*Exercise aim*. Copy out all lines of the records in which the word "only" appears.

★ ★ ★ ★

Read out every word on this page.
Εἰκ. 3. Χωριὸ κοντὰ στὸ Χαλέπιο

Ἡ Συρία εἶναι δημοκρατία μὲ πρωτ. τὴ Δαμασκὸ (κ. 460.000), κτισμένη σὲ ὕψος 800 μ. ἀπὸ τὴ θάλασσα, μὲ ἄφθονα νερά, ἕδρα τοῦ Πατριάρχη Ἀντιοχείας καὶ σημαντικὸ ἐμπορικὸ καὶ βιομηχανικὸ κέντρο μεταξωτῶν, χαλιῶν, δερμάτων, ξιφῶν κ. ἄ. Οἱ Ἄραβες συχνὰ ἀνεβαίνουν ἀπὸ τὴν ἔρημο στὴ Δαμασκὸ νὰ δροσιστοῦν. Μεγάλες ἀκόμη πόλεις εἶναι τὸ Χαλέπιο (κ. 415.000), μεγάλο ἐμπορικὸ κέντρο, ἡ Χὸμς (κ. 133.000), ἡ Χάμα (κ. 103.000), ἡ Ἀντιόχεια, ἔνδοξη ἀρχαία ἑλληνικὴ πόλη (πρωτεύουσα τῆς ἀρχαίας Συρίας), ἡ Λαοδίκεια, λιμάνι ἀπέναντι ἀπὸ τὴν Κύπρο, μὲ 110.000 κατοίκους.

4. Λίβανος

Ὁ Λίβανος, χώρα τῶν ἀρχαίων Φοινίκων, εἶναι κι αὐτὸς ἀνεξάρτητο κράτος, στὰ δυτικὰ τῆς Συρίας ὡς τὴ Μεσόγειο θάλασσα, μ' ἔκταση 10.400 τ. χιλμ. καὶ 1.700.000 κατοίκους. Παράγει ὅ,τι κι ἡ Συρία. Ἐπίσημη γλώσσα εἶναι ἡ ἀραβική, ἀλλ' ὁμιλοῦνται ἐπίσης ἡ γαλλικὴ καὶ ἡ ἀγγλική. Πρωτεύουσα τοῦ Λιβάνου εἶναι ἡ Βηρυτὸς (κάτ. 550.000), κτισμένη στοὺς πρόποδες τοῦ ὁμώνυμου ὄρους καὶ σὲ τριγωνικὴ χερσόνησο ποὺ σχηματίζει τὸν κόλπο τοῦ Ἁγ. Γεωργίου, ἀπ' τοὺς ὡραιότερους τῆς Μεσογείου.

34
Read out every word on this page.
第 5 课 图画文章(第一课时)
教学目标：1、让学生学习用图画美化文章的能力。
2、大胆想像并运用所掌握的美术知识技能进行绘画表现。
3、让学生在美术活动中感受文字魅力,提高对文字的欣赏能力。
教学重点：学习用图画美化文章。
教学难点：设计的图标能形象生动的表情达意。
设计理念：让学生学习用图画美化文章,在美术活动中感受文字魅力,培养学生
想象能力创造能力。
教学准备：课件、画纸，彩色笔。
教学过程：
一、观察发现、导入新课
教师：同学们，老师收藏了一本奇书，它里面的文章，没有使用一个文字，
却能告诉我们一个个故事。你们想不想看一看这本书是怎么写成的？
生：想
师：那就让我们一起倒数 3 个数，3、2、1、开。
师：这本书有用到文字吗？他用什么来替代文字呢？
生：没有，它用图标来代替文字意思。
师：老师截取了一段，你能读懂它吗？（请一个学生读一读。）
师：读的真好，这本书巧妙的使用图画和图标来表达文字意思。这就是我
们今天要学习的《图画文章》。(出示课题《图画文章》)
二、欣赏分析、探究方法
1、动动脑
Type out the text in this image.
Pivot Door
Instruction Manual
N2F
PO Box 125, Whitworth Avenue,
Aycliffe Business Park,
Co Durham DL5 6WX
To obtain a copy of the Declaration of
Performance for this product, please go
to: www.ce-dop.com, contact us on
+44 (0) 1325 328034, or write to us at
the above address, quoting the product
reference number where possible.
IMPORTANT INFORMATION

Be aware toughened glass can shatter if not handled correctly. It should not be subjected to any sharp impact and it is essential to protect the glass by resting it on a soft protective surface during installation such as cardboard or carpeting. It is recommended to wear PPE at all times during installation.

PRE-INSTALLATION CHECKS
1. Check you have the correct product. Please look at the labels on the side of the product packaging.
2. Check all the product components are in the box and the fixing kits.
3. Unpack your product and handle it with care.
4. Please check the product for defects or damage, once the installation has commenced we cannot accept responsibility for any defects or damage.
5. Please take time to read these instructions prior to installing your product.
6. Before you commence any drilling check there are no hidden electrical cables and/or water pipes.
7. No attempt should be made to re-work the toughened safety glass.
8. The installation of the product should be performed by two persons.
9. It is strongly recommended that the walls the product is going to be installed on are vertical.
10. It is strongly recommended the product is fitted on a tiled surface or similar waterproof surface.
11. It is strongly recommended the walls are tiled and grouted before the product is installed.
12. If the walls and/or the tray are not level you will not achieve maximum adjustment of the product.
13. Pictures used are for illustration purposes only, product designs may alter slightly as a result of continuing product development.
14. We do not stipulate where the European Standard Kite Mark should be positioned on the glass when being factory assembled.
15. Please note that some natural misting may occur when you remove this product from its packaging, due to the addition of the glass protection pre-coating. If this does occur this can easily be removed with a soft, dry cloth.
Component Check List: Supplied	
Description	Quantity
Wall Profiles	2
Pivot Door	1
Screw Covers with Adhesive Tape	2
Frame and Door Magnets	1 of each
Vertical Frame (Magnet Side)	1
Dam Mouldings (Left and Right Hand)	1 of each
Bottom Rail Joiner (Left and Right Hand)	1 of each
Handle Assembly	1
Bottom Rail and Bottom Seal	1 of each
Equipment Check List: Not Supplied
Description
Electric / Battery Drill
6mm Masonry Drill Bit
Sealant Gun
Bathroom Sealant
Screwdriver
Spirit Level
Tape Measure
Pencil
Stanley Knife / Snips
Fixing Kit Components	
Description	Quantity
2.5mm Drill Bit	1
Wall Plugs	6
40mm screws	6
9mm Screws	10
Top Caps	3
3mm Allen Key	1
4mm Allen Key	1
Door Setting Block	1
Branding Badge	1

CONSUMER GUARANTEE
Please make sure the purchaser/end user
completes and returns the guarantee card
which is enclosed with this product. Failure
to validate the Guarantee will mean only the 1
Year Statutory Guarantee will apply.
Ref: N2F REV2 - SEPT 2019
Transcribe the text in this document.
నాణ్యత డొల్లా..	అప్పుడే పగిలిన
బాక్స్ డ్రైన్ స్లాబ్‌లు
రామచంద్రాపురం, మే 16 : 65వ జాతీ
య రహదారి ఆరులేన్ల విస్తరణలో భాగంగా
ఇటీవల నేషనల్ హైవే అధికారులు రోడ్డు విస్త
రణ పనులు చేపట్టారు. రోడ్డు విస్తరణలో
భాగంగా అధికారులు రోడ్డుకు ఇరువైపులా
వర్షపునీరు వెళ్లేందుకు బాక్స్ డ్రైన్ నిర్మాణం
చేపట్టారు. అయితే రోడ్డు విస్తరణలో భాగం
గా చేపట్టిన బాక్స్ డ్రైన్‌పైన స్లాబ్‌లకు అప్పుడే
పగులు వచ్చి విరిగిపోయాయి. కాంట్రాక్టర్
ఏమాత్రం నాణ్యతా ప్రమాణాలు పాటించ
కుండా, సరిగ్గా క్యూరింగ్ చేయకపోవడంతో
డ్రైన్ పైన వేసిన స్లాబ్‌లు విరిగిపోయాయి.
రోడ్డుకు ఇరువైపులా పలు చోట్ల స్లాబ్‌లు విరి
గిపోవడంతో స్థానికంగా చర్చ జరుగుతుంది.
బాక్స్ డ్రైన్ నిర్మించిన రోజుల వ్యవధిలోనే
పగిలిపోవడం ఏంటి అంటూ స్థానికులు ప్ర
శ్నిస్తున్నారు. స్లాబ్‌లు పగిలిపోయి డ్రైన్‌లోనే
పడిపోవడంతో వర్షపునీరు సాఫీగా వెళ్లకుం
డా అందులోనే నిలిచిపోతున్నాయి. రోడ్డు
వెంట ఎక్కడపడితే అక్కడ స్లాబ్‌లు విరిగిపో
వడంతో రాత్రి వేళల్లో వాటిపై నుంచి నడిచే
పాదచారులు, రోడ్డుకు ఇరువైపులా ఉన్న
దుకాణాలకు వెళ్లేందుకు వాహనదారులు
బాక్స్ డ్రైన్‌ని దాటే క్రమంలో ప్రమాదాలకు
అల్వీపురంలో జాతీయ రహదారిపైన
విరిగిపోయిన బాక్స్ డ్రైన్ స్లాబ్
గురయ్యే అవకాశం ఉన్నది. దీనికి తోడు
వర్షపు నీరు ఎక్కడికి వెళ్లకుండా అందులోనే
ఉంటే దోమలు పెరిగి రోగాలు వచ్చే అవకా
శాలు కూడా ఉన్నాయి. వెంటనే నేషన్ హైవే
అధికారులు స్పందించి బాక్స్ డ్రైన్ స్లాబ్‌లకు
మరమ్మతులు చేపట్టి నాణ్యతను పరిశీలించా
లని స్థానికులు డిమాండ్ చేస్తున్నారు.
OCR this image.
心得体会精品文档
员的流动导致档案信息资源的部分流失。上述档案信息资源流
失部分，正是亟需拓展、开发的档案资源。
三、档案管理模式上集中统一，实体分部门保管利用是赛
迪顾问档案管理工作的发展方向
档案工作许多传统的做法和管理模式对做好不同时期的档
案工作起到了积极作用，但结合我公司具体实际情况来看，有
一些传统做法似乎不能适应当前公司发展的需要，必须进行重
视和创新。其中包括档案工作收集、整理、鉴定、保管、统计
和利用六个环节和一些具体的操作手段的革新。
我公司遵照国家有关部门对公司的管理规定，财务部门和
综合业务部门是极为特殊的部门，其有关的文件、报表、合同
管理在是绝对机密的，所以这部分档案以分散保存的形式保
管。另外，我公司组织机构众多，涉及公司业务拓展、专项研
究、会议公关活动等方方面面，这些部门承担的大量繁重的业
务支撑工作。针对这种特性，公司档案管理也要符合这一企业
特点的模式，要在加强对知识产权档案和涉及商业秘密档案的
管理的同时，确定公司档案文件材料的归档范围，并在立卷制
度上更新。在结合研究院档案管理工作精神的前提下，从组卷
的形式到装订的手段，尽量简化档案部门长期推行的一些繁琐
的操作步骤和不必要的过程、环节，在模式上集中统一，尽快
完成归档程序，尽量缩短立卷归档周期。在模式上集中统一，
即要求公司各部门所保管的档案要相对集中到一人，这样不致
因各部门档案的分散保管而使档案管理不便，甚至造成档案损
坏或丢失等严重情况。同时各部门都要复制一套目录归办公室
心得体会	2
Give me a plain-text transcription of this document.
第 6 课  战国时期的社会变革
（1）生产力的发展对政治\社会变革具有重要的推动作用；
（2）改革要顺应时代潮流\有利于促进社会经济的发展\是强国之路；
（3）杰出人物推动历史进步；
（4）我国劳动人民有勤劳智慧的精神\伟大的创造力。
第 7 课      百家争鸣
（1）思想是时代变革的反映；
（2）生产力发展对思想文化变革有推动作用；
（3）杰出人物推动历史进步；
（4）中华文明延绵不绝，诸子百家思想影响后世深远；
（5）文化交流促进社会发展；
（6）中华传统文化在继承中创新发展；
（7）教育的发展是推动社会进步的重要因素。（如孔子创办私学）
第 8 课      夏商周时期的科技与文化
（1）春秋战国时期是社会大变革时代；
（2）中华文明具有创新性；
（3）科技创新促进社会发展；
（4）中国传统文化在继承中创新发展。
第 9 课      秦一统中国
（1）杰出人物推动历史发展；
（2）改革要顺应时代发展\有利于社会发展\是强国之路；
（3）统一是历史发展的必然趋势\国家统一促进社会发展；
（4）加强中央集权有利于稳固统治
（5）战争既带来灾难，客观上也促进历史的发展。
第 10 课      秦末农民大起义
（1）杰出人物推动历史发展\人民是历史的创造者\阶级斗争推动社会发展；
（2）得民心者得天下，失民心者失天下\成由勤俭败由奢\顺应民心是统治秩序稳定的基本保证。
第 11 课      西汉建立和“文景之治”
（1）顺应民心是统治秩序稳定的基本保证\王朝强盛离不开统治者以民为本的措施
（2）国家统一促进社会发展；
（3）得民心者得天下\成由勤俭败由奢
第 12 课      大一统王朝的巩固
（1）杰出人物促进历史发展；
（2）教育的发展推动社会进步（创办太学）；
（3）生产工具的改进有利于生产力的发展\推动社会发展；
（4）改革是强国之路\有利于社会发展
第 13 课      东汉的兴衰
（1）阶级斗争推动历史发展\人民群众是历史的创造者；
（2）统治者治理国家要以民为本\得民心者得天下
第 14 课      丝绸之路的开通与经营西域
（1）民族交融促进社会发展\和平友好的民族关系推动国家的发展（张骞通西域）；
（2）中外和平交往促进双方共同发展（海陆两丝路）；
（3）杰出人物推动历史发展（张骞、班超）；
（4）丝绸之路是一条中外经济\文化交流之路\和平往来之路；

★ ★ ★ ★

*Result below*.
13. Pictures used are for illustration purposes only, product designs may alter slightly as a result of continuing product development.
to validate the Guarantee will mean only the 1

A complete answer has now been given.